## THE REQUEST
Reproduce all records exactly.

## DATA LISTING
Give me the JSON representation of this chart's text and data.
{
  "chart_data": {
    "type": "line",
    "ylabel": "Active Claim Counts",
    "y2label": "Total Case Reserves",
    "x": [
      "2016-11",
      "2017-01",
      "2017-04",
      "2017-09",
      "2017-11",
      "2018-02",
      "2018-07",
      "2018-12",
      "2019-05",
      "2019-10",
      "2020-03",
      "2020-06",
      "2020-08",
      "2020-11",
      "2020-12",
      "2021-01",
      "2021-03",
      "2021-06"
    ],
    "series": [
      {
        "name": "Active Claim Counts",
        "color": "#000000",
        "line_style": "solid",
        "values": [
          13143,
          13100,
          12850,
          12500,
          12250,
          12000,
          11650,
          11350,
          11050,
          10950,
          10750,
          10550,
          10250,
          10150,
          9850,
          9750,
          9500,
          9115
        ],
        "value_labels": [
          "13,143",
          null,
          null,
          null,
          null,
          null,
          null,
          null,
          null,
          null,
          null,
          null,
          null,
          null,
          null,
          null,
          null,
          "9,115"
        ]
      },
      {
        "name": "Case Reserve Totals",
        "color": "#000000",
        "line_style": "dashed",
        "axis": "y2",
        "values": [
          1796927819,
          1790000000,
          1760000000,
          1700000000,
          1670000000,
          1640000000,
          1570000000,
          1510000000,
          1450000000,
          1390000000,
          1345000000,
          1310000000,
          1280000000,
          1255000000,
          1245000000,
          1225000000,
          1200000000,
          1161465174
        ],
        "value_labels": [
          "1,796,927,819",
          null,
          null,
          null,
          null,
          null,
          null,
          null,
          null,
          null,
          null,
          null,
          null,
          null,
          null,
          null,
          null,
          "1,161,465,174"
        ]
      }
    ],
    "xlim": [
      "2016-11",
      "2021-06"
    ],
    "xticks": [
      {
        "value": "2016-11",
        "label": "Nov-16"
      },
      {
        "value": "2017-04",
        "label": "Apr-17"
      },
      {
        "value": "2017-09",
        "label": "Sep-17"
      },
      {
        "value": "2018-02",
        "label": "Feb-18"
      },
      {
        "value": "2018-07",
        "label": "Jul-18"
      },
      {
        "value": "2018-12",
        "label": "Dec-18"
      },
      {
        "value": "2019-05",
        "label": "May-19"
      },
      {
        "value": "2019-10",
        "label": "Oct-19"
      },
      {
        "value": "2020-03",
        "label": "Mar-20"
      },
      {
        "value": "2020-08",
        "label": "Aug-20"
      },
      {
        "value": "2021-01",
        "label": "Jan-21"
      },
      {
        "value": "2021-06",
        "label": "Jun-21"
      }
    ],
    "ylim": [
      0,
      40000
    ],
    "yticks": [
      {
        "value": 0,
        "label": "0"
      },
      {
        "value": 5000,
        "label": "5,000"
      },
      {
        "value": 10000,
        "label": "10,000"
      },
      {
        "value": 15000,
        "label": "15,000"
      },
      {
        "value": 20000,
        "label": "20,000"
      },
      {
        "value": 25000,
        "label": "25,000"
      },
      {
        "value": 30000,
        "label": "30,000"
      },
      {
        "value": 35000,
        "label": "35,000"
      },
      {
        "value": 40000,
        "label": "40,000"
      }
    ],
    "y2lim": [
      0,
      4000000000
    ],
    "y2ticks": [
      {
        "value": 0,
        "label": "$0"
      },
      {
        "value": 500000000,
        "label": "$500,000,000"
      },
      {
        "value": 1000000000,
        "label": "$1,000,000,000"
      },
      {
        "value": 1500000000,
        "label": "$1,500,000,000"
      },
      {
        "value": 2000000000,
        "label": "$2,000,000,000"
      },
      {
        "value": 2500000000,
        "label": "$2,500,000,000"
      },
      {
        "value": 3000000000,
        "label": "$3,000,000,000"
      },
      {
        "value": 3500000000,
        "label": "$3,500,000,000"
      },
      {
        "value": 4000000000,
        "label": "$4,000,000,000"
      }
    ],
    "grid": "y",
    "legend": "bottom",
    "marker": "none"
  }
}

## FINISHED ANSWER
Give me the JSON representation of this chart's text and data.
{
  "chart_data": {
    "type": "line",
    "ylabel": "Active Claim Counts",
    "y2label": "Total Case Reserves",
    "x": [
      "2016-11",
      "2017-01",
      "2017-04",
      "2017-09",
      "2017-11",
      "2018-02",
      "2018-07",
      "2018-12",
      "2019-05",
      "2019-10",
      "2020-03",
      "2020-06",
      "2020-08",
      "2020-11",
      "2020-12",
      "2021-01",
      "2021-03",
      "2021-06"
    ],
    "series": [
      {
        "name": "Active Claim Counts",
        "color": "#000000",
        "line_style": "solid",
        "values": [
          13143,
          13100,
          12850,
          12500,
          12250,
          12000,
          11650,
          11350,
          11050,
          10950,
          10750,
          10550,
          10250,
          10150,
          9850,
          9750,
          9500,
          9115
        ],
        "value_labels": [
          "13,143",
          null,
          null,
          null,
          null,
          null,
          null,
          null,
          null,
          null,
          null,
          null,
          null,
          null,
          null,
          null,
          null,
          "9,115"
        ]
      },
      {
        "name": "Case Reserve Totals",
        "color": "#000000",
        "line_style": "dashed",
        "axis": "y2",
        "values": [
          1796927819,
          1790000000,
          1760000000,
          1700000000,
          1670000000,
          1640000000,
          1570000000,
          1510000000,
          1450000000,
          1390000000,
          1345000000,
          1310000000,
          1280000000,
          1255000000,
          1245000000,
          1225000000,
          1200000000,
          1161465174
        ],
        "value_labels": [
          "1,796,927,819",
          null,
          null,
          null,
          null,
          null,
          null,
          null,
          null,
          null,
          null,
          null,
          null,
          null,
          null,
          null,
          null,
          "1,161,465,174"
        ]
      }
    ],
    "xlim": [
      "2016-11",
      "2021-06"
    ],
    "xticks": [
      {
        "value": "2016-11",
        "label": "Nov-16"
      },
      {
        "value": "2017-04",
        "label": "Apr-17"
      },
      {
        "value": "2017-09",
        "label": "Sep-17"
      },
      {
        "value": "2018-02",
        "label": "Feb-18"
      },
      {
        "value": "2018-07",
        "label": "Jul-18"
      },
      {
        "value": "2018-12",
        "label": "Dec-18"
      },
      {
        "value": "2019-05",
        "label": "May-19"
      },
      {
        "value": "2019-10",
        "label": "Oct-19"
      },
      {
        "value": "2020-03",
        "label": "Mar-20"
      },
      {
        "value": "2020-08",
        "label": "Aug-20"
      },
      {
        "value": "2021-01",
        "label": "Jan-21"
      },
      {
        "value": "2021-06",
        "label": "Jun-21"
      }
    ],
    "ylim": [
      0,
      40000
    ],
    "yticks": [
      {
        "value": 0,
        "label": "0"
      },
      {
        "value": 5000,
        "label": "5,000"
      },
      {
        "value": 10000,
        "label": "10,000"
      },
      {
        "value": 15000,
        "label": "15,000"
      },
      {
        "value": 20000,
        "label": "20,000"
      },
      {
        "value": 25000,
        "label": "25,000"
      },
      {
        "value": 30000,
        "label": "30,000"
      },
      {
        "value": 35000,
        "label": "35,000"
      },
      {
        "value": 40000,
        "label": "40,000"
      }
    ],
    "y2lim": [
      0,
      4000000000
    ],
    "y2ticks": [
      {
        "value": 0,
        "label": "$0"
      },
      {
        "value": 500000000,
        "label": "$500,000,000"
      },
      {
        "value": 1000000000,
        "label": "$1,000,000,000"
      },
      {
        "value": 1500000000,
        "label": "$1,500,000,000"
      },
      {
        "value": 2000000000,
        "label": "$2,000,000,000"
      },
      {
        "value": 2500000000,
        "label": "$2,500,000,000"
      },
      {
        "value": 3000000000,
        "label": "$3,000,000,000"
      },
      {
        "value": 3500000000,
        "label": "$3,500,000,000"
      },
      {
        "value": 4000000000,
        "label": "$4,000,000,000"
      }
    ],
    "grid": "y",
    "legend": "bottom",
    "marker": "none"
  }
}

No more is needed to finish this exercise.